Coherently synchronized oscillations in many-body localization

Abstract

We find an unexpected phenomenon of coherently synchronized oscillations in a mirror-symmetric many-body localized system. A synchronization transition of the spin oscillations is found by changing the spin-spin interactions. To understand this phenomenon, an effective Ising model based on local integrals of motion is proposed. We find that the synchronization transition can be understood as a paramagnetic-to-ferromagnetic Ising transition. Based on the Ising model, we theoretically estimate the synchronized frequencies and the synchronization transition points, which agree well with numerical results.

Figures (4)

• Figure 1: Coherently synchronized oscillations in a mirror-symmetric MBL system. (a) Unsynchronized oscillations in the non-interacting system with frequencies $\omega_1$ and $\omega_2$ (drawn color-wise). (b) Synchronized oscillations in the interacting system with frequency $\omega_\text{sync}$. A small interaction $\Delta=0.01$ is used so that the approximation $\omega_1\omega_2/\Delta$ holds. For both figures, we consider a single disorder realization at $W=8,L=6$
• Figure 2: Illustration of the theory of synchronization in MBL. (a) The LIOMs of the uncoupled chain, along with an example configuration, where red (gray) indicates active (inactive) sites. (b) The effective $\eta$ Ising chain formed by the active sites of the left half of the $\tau$ chain. (c) The approximated integrals of motion of the $\eta$ chain.
• Figure 3: Median frequency of each particle with the given initial $\sigma^z$ eigenstate as a function of $\Delta$. Note that more and more particle becomes synchronized as $\Delta$ grows. The theory line for $\omega_\text{sync}$ is calculated from Eq. (\ref{['eq:omega_sync']}), which works for $\Delta\ll 1$. For both figures, we consider a single disorder realization at $W=4,L=10$
• Figure 4: Infinite time averaged spin-spin correlation as a function of interaction. Parameters are $L=10,W=4,\xi=0.725$. $N=5$ particles are initially positioned at the left side of the chain.

(Stored items)
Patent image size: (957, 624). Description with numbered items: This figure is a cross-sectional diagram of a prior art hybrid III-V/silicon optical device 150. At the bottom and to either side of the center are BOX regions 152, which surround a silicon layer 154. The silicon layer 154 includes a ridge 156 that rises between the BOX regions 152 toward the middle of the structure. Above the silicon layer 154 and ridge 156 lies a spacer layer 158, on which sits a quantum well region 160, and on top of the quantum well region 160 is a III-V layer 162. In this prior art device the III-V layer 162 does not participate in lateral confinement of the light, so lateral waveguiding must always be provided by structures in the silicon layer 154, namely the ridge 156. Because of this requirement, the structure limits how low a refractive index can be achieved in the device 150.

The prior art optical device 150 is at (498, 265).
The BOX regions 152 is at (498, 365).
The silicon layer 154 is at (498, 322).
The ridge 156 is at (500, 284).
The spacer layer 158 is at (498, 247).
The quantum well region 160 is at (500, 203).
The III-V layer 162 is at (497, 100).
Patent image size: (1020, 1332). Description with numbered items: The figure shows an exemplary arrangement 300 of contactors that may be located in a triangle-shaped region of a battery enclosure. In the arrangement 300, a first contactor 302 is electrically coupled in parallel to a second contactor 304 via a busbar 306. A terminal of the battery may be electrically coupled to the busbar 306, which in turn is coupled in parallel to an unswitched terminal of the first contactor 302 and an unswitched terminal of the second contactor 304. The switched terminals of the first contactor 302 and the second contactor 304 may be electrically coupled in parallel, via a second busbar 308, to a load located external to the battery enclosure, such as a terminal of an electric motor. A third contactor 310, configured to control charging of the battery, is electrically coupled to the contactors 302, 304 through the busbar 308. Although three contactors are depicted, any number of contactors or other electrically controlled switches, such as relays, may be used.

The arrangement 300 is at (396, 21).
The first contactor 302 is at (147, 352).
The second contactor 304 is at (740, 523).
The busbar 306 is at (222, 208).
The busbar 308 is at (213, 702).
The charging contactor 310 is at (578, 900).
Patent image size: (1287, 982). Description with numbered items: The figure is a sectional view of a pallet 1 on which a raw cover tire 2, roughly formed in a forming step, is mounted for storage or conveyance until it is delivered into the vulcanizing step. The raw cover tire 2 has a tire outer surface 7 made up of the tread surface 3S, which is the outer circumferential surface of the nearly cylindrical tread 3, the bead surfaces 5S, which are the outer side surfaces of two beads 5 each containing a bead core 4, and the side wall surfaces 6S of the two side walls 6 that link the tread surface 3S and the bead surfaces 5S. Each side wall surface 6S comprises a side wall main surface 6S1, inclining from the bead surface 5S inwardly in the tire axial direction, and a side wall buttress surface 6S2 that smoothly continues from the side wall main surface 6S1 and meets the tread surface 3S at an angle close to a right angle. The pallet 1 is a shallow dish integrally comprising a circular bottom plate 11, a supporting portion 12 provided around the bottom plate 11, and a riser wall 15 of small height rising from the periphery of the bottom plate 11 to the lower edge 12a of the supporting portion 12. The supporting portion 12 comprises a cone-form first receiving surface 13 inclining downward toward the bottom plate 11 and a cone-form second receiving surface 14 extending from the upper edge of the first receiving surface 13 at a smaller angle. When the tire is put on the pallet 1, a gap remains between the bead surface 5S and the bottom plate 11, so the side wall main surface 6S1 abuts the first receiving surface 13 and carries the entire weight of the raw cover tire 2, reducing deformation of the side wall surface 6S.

## Problems to solve
[a] Decide whether each statement agrees with the text on coherently synchronized oscillations, answering yes or no and quoting the deciding words of the text: (i) the synchronization transition can be understood as a ferromagnetic-to-paramagnetic Ising transition; (ii) in the setting for Figure 4, the particles start at the left side of the chain; (iii) the theoretical estimates of the synchronized frequencies and transition points disagree with the numerical results.
[b] Return, with its wording unchanged, the part of the text on coherently synchronized oscillations that opens with the words containing "Figures (4)" and closes with "the $\eta$ chain.".

## Per-task outputs
[a]
(i) No: "can be understood as a paramagnetic-to-ferromagnetic Ising transition"
(ii) Yes: "$N=5$ particles are initially positioned at the left side of the chain."
(iii) No: "which agree well with numerical results."

[b]
Figures (4)

• Figure 1: Coherently synchronized oscillations in a mirror-symmetric MBL system. (a) Unsynchronized oscillations in the non-interacting system with frequencies $\omega_1$ and $\omega_2$ (drawn color-wise). (b) Synchronized oscillations in the interacting system with frequency $\omega_\text{sync}$. A small interaction $\Delta=0.01$ is used so that the approximation $\omega_1\omega_2/\Delta$ holds. For both figures, we consider a single disorder realization at $W=8,L=6$
• Figure 2: Illustration of the theory of synchronization in MBL. (a) The LIOMs of the uncoupled chain, along with an example configuration, where red (gray) indicates active (inactive) sites. (b) The effective $\eta$ Ising chain formed by the active sites of the left half of the $\tau$ chain. (c) The approximated integrals of motion of the $\eta$ chain.